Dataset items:
-- -- --

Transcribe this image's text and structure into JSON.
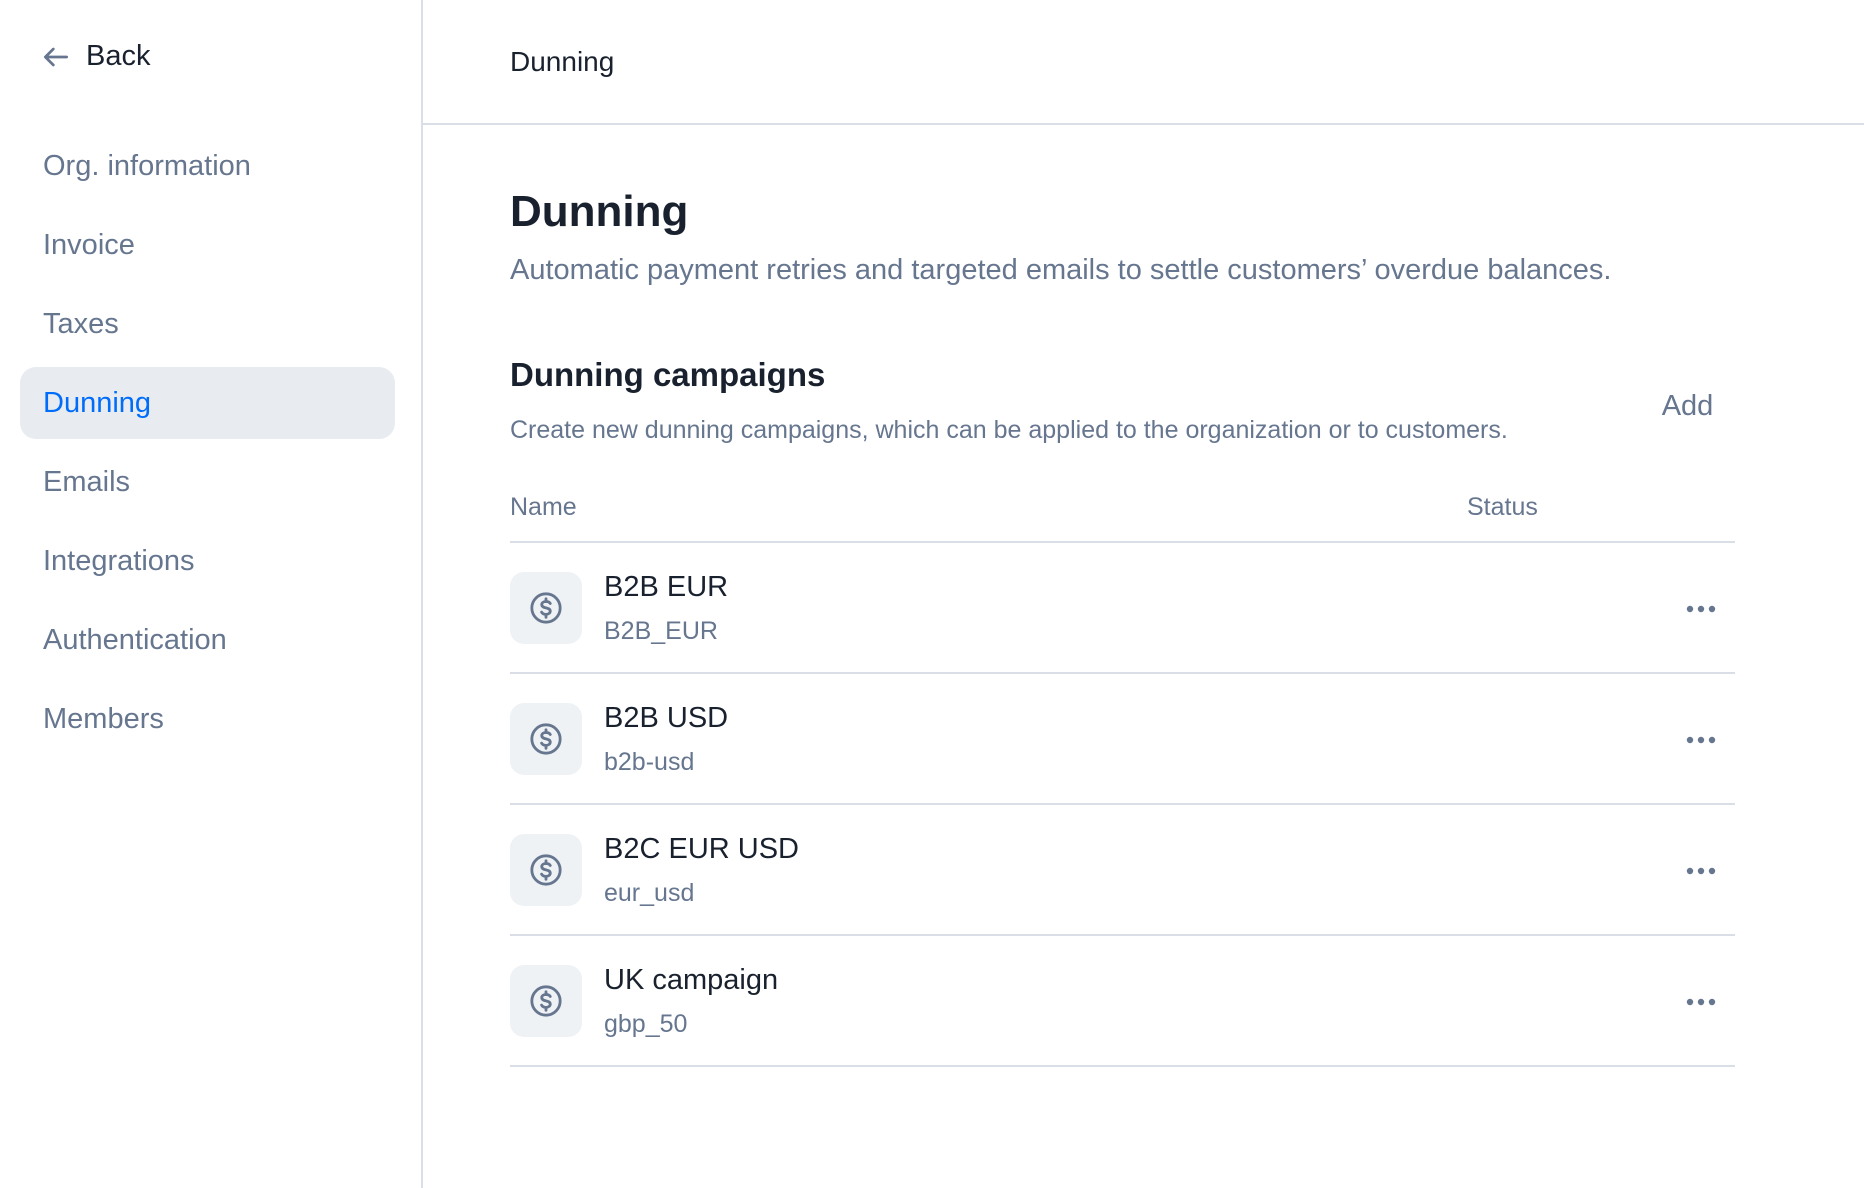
{
  "sidebar": {
    "back_label": "Back",
    "items": [
      {
        "label": "Org. information",
        "active": false
      },
      {
        "label": "Invoice",
        "active": false
      },
      {
        "label": "Taxes",
        "active": false
      },
      {
        "label": "Dunning",
        "active": true
      },
      {
        "label": "Emails",
        "active": false
      },
      {
        "label": "Integrations",
        "active": false
      },
      {
        "label": "Authentication",
        "active": false
      },
      {
        "label": "Members",
        "active": false
      }
    ]
  },
  "header": {
    "title": "Dunning"
  },
  "page": {
    "title": "Dunning",
    "subtitle": "Automatic payment retries and targeted emails to settle customers’ overdue balances."
  },
  "campaigns": {
    "title": "Dunning campaigns",
    "subtitle": "Create new dunning campaigns, which can be applied to the organization or to customers.",
    "add_label": "Add",
    "columns": {
      "name": "Name",
      "status": "Status"
    },
    "rows": [
      {
        "name": "B2B EUR",
        "code": "B2B_EUR",
        "icon": "dollar-circle-icon"
      },
      {
        "name": "B2B USD",
        "code": "b2b-usd",
        "icon": "dollar-circle-icon"
      },
      {
        "name": "B2C EUR USD",
        "code": "eur_usd",
        "icon": "dollar-circle-icon"
      },
      {
        "name": "UK campaign",
        "code": "gbp_50",
        "icon": "dollar-circle-icon"
      }
    ]
  },
  "colors": {
    "accent": "#006cfa",
    "text_primary": "#19212e",
    "text_secondary": "#66768f",
    "active_bg": "#e8ecf1",
    "border": "#d9dee7"
  }
}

-- -- --

• [What this task involves] Tally up the lines of the listing containing the word "subtitle". Give only the total.

• [Response to this task] 2